Exercise requirements:
Set each record down exactly, excluding all images.

[begin Supplied data]

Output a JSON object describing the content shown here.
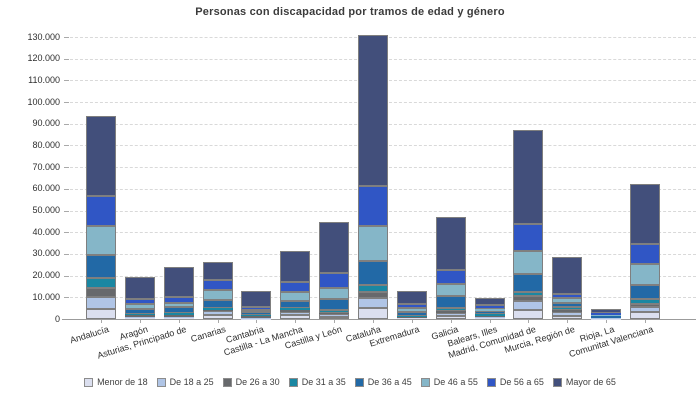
{
  "title": "Personas con discapacidad por tramos de edad y género",
  "chart_data": {
    "type": "bar",
    "stacked": true,
    "title": "Personas con discapacidad por tramos de edad y género",
    "xlabel": "",
    "ylabel": "",
    "ylim": [
      0,
      130000
    ],
    "ytick_step": 10000,
    "ytick_format": "thousands-dot",
    "grid": "horizontal-dashed",
    "legend_position": "bottom",
    "categories": [
      "Andalucía",
      "Aragón",
      "Asturias, Principado de",
      "Canarias",
      "Cantabria",
      "Castilla - La Mancha",
      "Castilla y León",
      "Cataluña",
      "Extremadura",
      "Galicia",
      "Balears, Illes",
      "Madrid, Comunidad de",
      "Murcia, Región de",
      "Rioja, La",
      "Comunitat Valenciana"
    ],
    "series": [
      {
        "name": "Menor de 18",
        "color": "#dbdfef",
        "values": [
          4600,
          250,
          300,
          2000,
          150,
          2000,
          1100,
          5300,
          300,
          1200,
          400,
          4300,
          1500,
          150,
          3100
        ]
      },
      {
        "name": "De 18 a 25",
        "color": "#b0c5e6",
        "values": [
          5700,
          500,
          800,
          1500,
          450,
          1200,
          1200,
          4200,
          400,
          1600,
          500,
          4000,
          1900,
          200,
          2400
        ]
      },
      {
        "name": "De 26 a 30",
        "color": "#67696c",
        "values": [
          4000,
          950,
          900,
          800,
          600,
          900,
          700,
          2800,
          300,
          1000,
          600,
          2100,
          900,
          150,
          1300
        ]
      },
      {
        "name": "De 31 a 35",
        "color": "#1a87a2",
        "values": [
          4400,
          750,
          900,
          1000,
          650,
          1000,
          1300,
          3400,
          400,
          1300,
          900,
          1900,
          1200,
          200,
          2600
        ]
      },
      {
        "name": "De 36 a 45",
        "color": "#2269a6",
        "values": [
          10900,
          2300,
          2500,
          3500,
          1200,
          3000,
          4900,
          11200,
          1700,
          5300,
          1400,
          8500,
          1900,
          550,
          6300
        ]
      },
      {
        "name": "De 46 a 55",
        "color": "#85b6c8",
        "values": [
          13300,
          2150,
          2100,
          4600,
          1250,
          4200,
          5100,
          16100,
          1900,
          5900,
          900,
          10400,
          2100,
          500,
          9700
        ]
      },
      {
        "name": "De 56 a 65",
        "color": "#3056c5",
        "values": [
          13800,
          2500,
          2500,
          4600,
          1400,
          5000,
          6900,
          18400,
          2000,
          6500,
          1800,
          12800,
          1900,
          950,
          9200
        ]
      },
      {
        "name": "Mayor de 65",
        "color": "#424f7b",
        "values": [
          36800,
          10200,
          13800,
          8500,
          7300,
          13900,
          23600,
          69500,
          6000,
          24100,
          3300,
          43100,
          17000,
          1900,
          27700
        ]
      }
    ]
  }
}
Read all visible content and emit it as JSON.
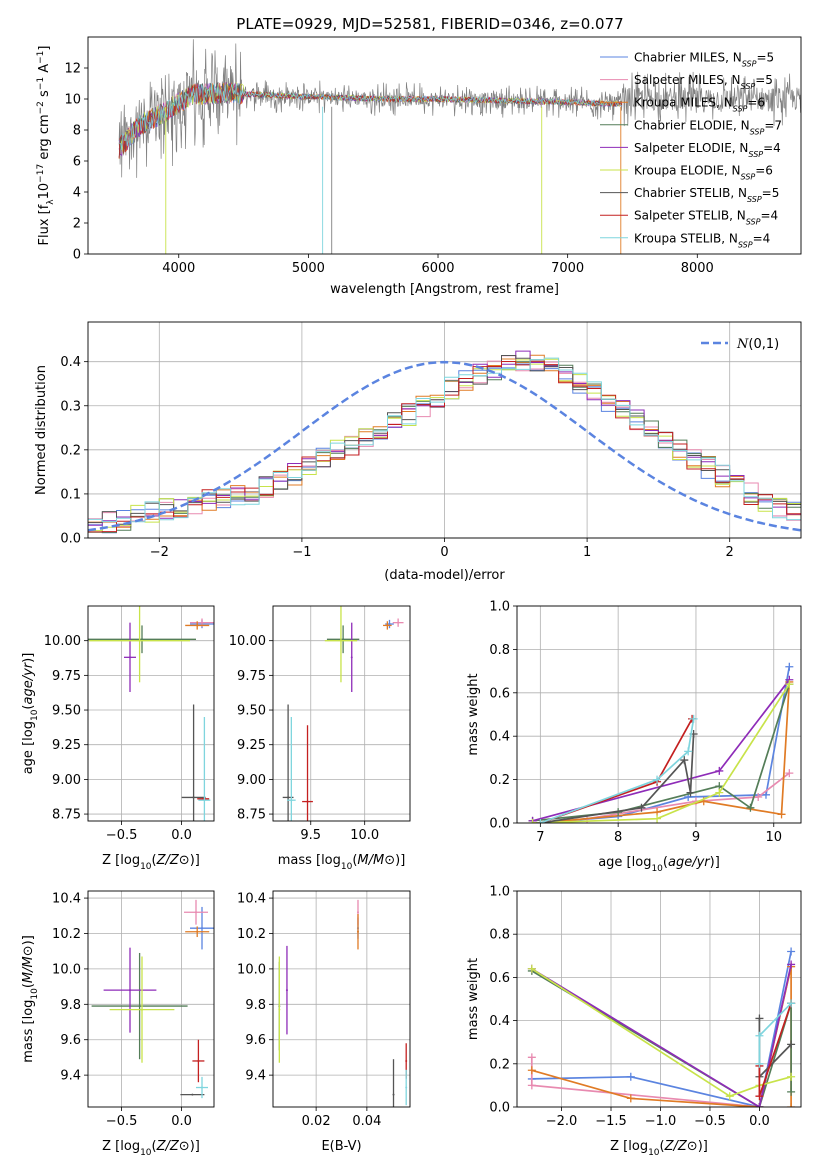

[end Supplied data]

Written response:
Output a JSON object describing the content shown here.
{
  "title": "Personas con discapacidad por tramos de edad y género",
  "chart_data": {
    "type": "bar",
    "stacked": true,
    "title": "Personas con discapacidad por tramos de edad y género",
    "xlabel": "",
    "ylabel": "",
    "ylim": [
      0,
      130000
    ],
    "ytick_step": 10000,
    "ytick_format": "thousands-dot",
    "grid": "horizontal-dashed",
    "legend_position": "bottom",
    "categories": [
      "Andalucía",
      "Aragón",
      "Asturias, Principado de",
      "Canarias",
      "Cantabria",
      "Castilla - La Mancha",
      "Castilla y León",
      "Cataluña",
      "Extremadura",
      "Galicia",
      "Balears, Illes",
      "Madrid, Comunidad de",
      "Murcia, Región de",
      "Rioja, La",
      "Comunitat Valenciana"
    ],
    "series": [
      {
        "name": "Menor de 18",
        "color": "#dbdfef",
        "values": [
          4600,
          250,
          300,
          2000,
          150,
          2000,
          1100,
          5300,
          300,
          1200,
          400,
          4300,
          1500,
          150,
          3100
        ]
      },
      {
        "name": "De 18 a 25",
        "color": "#b0c5e6",
        "values": [
          5700,
          500,
          800,
          1500,
          450,
          1200,
          1200,
          4200,
          400,
          1600,
          500,
          4000,
          1900,
          200,
          2400
        ]
      },
      {
        "name": "De 26 a 30",
        "color": "#67696c",
        "values": [
          4000,
          950,
          900,
          800,
          600,
          900,
          700,
          2800,
          300,
          1000,
          600,
          2100,
          900,
          150,
          1300
        ]
      },
      {
        "name": "De 31 a 35",
        "color": "#1a87a2",
        "values": [
          4400,
          750,
          900,
          1000,
          650,
          1000,
          1300,
          3400,
          400,
          1300,
          900,
          1900,
          1200,
          200,
          2600
        ]
      },
      {
        "name": "De 36 a 45",
        "color": "#2269a6",
        "values": [
          10900,
          2300,
          2500,
          3500,
          1200,
          3000,
          4900,
          11200,
          1700,
          5300,
          1400,
          8500,
          1900,
          550,
          6300
        ]
      },
      {
        "name": "De 46 a 55",
        "color": "#85b6c8",
        "values": [
          13300,
          2150,
          2100,
          4600,
          1250,
          4200,
          5100,
          16100,
          1900,
          5900,
          900,
          10400,
          2100,
          500,
          9700
        ]
      },
      {
        "name": "De 56 a 65",
        "color": "#3056c5",
        "values": [
          13800,
          2500,
          2500,
          4600,
          1400,
          5000,
          6900,
          18400,
          2000,
          6500,
          1800,
          12800,
          1900,
          950,
          9200
        ]
      },
      {
        "name": "Mayor de 65",
        "color": "#424f7b",
        "values": [
          36800,
          10200,
          13800,
          8500,
          7300,
          13900,
          23600,
          69500,
          6000,
          24100,
          3300,
          43100,
          17000,
          1900,
          27700
        ]
      }
    ]
  }
}
Read all visible content and emit it as JSON.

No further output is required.